Data supplied START

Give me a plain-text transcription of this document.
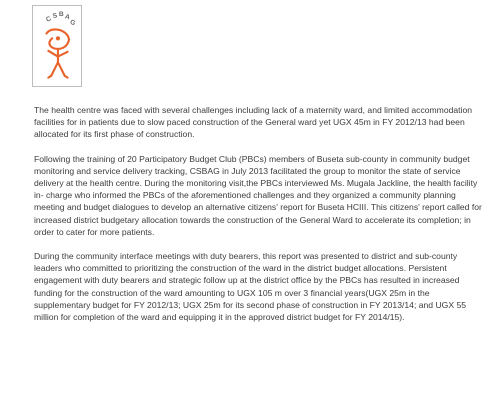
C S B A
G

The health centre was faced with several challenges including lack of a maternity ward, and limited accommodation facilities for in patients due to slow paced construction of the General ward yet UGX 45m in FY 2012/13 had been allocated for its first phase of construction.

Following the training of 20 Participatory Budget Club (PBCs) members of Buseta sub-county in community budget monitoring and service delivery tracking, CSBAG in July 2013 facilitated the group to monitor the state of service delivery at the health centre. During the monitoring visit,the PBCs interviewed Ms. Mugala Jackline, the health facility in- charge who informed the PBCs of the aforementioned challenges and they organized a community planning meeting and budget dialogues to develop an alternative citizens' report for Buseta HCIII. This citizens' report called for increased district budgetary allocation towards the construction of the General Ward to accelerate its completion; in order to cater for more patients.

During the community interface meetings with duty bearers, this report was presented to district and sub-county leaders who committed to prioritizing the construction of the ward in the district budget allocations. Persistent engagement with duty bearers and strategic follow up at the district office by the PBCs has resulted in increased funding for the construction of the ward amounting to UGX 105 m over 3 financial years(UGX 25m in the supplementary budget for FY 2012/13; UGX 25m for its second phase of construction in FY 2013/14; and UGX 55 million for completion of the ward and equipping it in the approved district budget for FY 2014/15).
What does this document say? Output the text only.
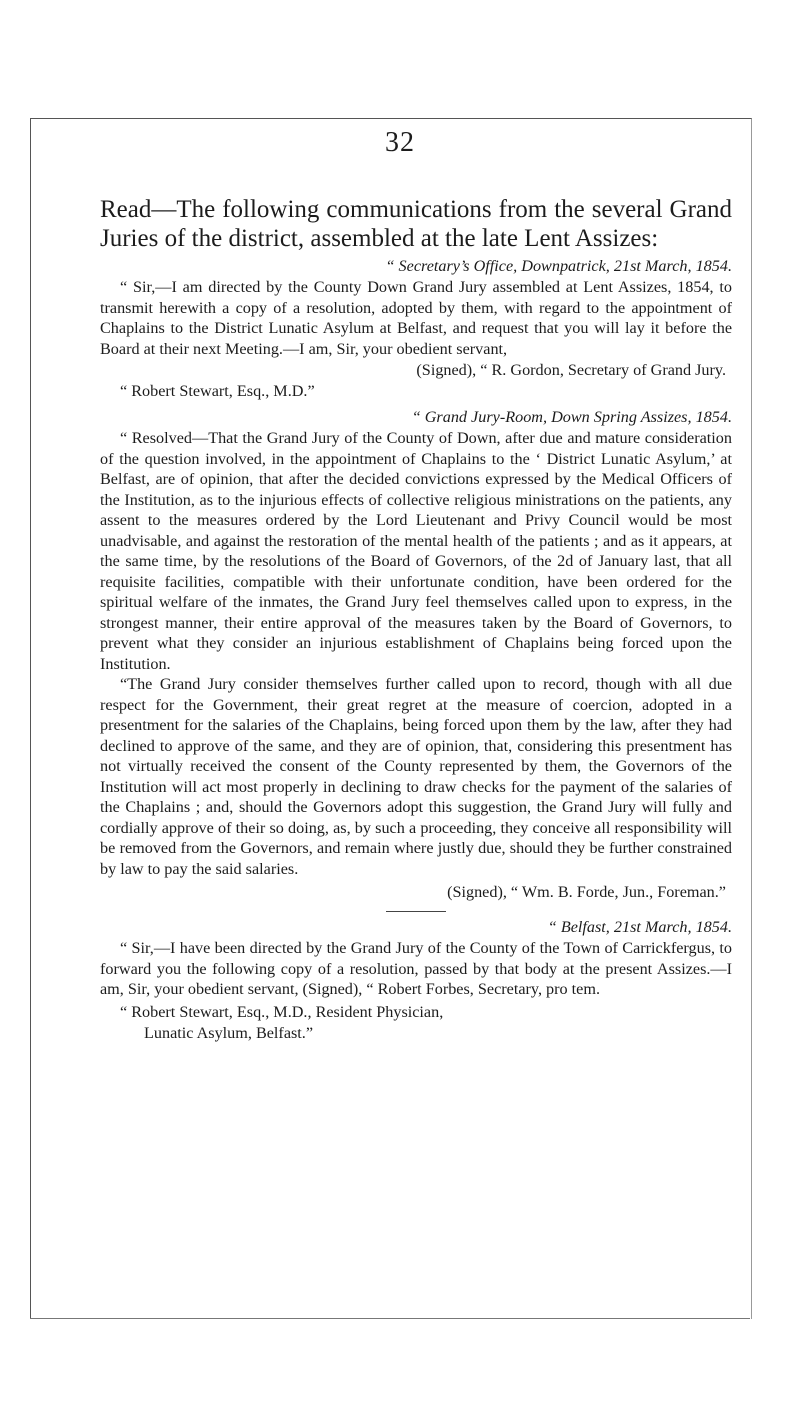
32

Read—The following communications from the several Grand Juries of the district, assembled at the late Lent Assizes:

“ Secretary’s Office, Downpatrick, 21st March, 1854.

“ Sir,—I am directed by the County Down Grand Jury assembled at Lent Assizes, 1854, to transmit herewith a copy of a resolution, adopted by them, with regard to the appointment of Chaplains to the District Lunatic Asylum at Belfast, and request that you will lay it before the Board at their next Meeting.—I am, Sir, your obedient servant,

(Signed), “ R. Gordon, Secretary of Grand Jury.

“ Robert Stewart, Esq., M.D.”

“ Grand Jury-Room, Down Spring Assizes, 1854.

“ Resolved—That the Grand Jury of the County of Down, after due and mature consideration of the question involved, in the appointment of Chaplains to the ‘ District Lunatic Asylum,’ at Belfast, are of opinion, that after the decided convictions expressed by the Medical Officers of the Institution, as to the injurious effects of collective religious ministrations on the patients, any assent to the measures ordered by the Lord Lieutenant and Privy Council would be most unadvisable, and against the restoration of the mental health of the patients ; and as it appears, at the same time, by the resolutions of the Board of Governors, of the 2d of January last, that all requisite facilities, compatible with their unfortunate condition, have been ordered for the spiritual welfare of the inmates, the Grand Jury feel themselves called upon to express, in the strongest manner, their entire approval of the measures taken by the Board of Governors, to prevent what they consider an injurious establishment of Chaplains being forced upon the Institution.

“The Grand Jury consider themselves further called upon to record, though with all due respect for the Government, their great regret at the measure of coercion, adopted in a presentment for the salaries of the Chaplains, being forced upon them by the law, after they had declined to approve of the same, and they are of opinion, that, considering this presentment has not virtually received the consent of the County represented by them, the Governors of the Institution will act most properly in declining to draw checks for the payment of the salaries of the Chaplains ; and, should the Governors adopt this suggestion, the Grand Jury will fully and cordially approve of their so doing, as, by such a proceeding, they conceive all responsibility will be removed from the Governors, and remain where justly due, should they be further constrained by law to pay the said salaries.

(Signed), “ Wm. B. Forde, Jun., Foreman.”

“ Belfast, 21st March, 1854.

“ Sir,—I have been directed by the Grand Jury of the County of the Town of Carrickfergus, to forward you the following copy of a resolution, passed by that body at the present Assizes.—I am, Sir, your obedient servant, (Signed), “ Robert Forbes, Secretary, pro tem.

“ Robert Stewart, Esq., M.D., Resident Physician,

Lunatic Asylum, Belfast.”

Data supplied END

## Work request
Write every entry out again exactly, images omitted.

## Answer space
Give me a plain-text transcription of this document.
C S B A
G

The health centre was faced with several challenges including lack of a maternity ward, and limited accommodation facilities for in patients due to slow paced construction of the General ward yet UGX 45m in FY 2012/13 had been allocated for its first phase of construction.

Following the training of 20 Participatory Budget Club (PBCs) members of Buseta sub-county in community budget monitoring and service delivery tracking, CSBAG in July 2013 facilitated the group to monitor the state of service delivery at the health centre. During the monitoring visit,the PBCs interviewed Ms. Mugala Jackline, the health facility in- charge who informed the PBCs of the aforementioned challenges and they organized a community planning meeting and budget dialogues to develop an alternative citizens' report for Buseta HCIII. This citizens' report called for increased district budgetary allocation towards the construction of the General Ward to accelerate its completion; in order to cater for more patients.

During the community interface meetings with duty bearers, this report was presented to district and sub-county leaders who committed to prioritizing the construction of the ward in the district budget allocations. Persistent engagement with duty bearers and strategic follow up at the district office by the PBCs has resulted in increased funding for the construction of the ward amounting to UGX 105 m over 3 financial years(UGX 25m in the supplementary budget for FY 2012/13; UGX 25m for its second phase of construction in FY 2013/14; and UGX 55 million for completion of the ward and equipping it in the approved district budget for FY 2014/15).
What does this document say? Output the text only.
32

Read—The following communications from the several Grand Juries of the district, assembled at the late Lent Assizes:

“ Secretary’s Office, Downpatrick, 21st March, 1854.

“ Sir,—I am directed by the County Down Grand Jury assembled at Lent Assizes, 1854, to transmit herewith a copy of a resolution, adopted by them, with regard to the appointment of Chaplains to the District Lunatic Asylum at Belfast, and request that you will lay it before the Board at their next Meeting.—I am, Sir, your obedient servant,

(Signed), “ R. Gordon, Secretary of Grand Jury.

“ Robert Stewart, Esq., M.D.”

“ Grand Jury-Room, Down Spring Assizes, 1854.

“ Resolved—That the Grand Jury of the County of Down, after due and mature consideration of the question involved, in the appointment of Chaplains to the ‘ District Lunatic Asylum,’ at Belfast, are of opinion, that after the decided convictions expressed by the Medical Officers of the Institution, as to the injurious effects of collective religious ministrations on the patients, any assent to the measures ordered by the Lord Lieutenant and Privy Council would be most unadvisable, and against the restoration of the mental health of the patients ; and as it appears, at the same time, by the resolutions of the Board of Governors, of the 2d of January last, that all requisite facilities, compatible with their unfortunate condition, have been ordered for the spiritual welfare of the inmates, the Grand Jury feel themselves called upon to express, in the strongest manner, their entire approval of the measures taken by the Board of Governors, to prevent what they consider an injurious establishment of Chaplains being forced upon the Institution.

“The Grand Jury consider themselves further called upon to record, though with all due respect for the Government, their great regret at the measure of coercion, adopted in a presentment for the salaries of the Chaplains, being forced upon them by the law, after they had declined to approve of the same, and they are of opinion, that, considering this presentment has not virtually received the consent of the County represented by them, the Governors of the Institution will act most properly in declining to draw checks for the payment of the salaries of the Chaplains ; and, should the Governors adopt this suggestion, the Grand Jury will fully and cordially approve of their so doing, as, by such a proceeding, they conceive all responsibility will be removed from the Governors, and remain where justly due, should they be further constrained by law to pay the said salaries.

(Signed), “ Wm. B. Forde, Jun., Foreman.”

“ Belfast, 21st March, 1854.

“ Sir,—I have been directed by the Grand Jury of the County of the Town of Carrickfergus, to forward you the following copy of a resolution, passed by that body at the present Assizes.—I am, Sir, your obedient servant, (Signed), “ Robert Forbes, Secretary, pro tem.

“ Robert Stewart, Esq., M.D., Resident Physician,

Lunatic Asylum, Belfast.”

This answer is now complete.